Data extracted from a collection:
══════════

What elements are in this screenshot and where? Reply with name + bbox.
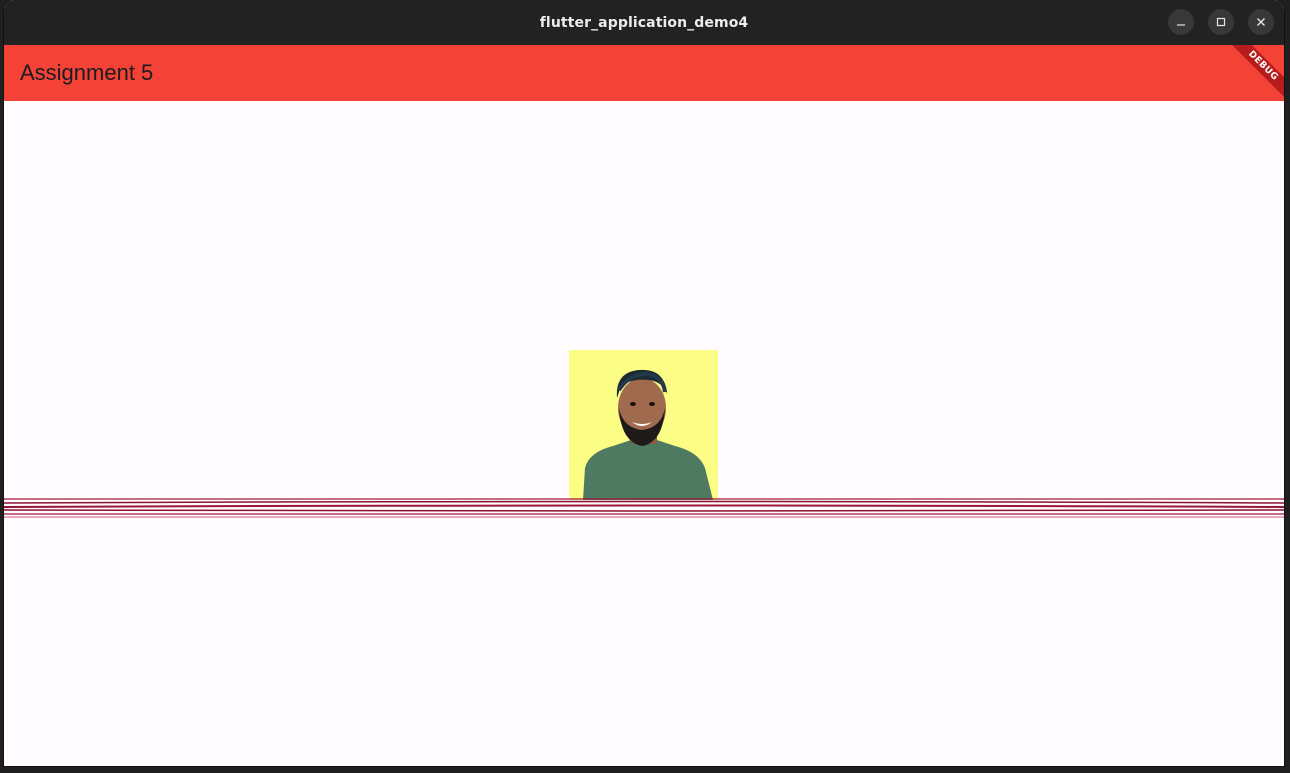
app-bar: Assignment 5 (4, 45, 1284, 101)
close-button[interactable] (1248, 9, 1274, 35)
minimize-button[interactable] (1168, 9, 1194, 35)
app-body (4, 101, 1284, 766)
app-window: flutter_application_demo4 Assignment 5 D… (4, 0, 1284, 766)
close-icon (1257, 18, 1265, 26)
maximize-button[interactable] (1208, 9, 1234, 35)
minimize-icon (1177, 24, 1185, 26)
person-portrait-image (569, 350, 718, 500)
window-titlebar[interactable]: flutter_application_demo4 (4, 0, 1284, 45)
profile-photo (569, 350, 718, 500)
window-title: flutter_application_demo4 (539, 14, 749, 31)
maximize-icon (1216, 17, 1226, 27)
window-controls (1168, 9, 1274, 35)
horizontal-divider-lines (4, 498, 1284, 518)
app-bar-title: Assignment 5 (20, 60, 154, 85)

══════════

## SHORT TASK
Can you echo the lines verbatim, beginning at the line that contains "app-bar: Assignment 5 (4, 45, 1284, 101)" and stopping after the final line?

## SOLUTION FOR THIS TASK
app-bar: Assignment 5 (4, 45, 1284, 101)
close-button[interactable] (1248, 9, 1274, 35)
minimize-button[interactable] (1168, 9, 1194, 35)
app-body (4, 101, 1284, 766)
app-window: flutter_application_demo4 Assignment 5 D… (4, 0, 1284, 766)
close-icon (1257, 18, 1265, 26)
maximize-button[interactable] (1208, 9, 1234, 35)
minimize-icon (1177, 24, 1185, 26)
person-portrait-image (569, 350, 718, 500)
window-titlebar[interactable]: flutter_application_demo4 (4, 0, 1284, 45)
profile-photo (569, 350, 718, 500)
window-title: flutter_application_demo4 (539, 14, 749, 31)
maximize-icon (1216, 17, 1226, 27)
window-controls (1168, 9, 1274, 35)
horizontal-divider-lines (4, 498, 1284, 518)
app-bar-title: Assignment 5 (20, 60, 154, 85)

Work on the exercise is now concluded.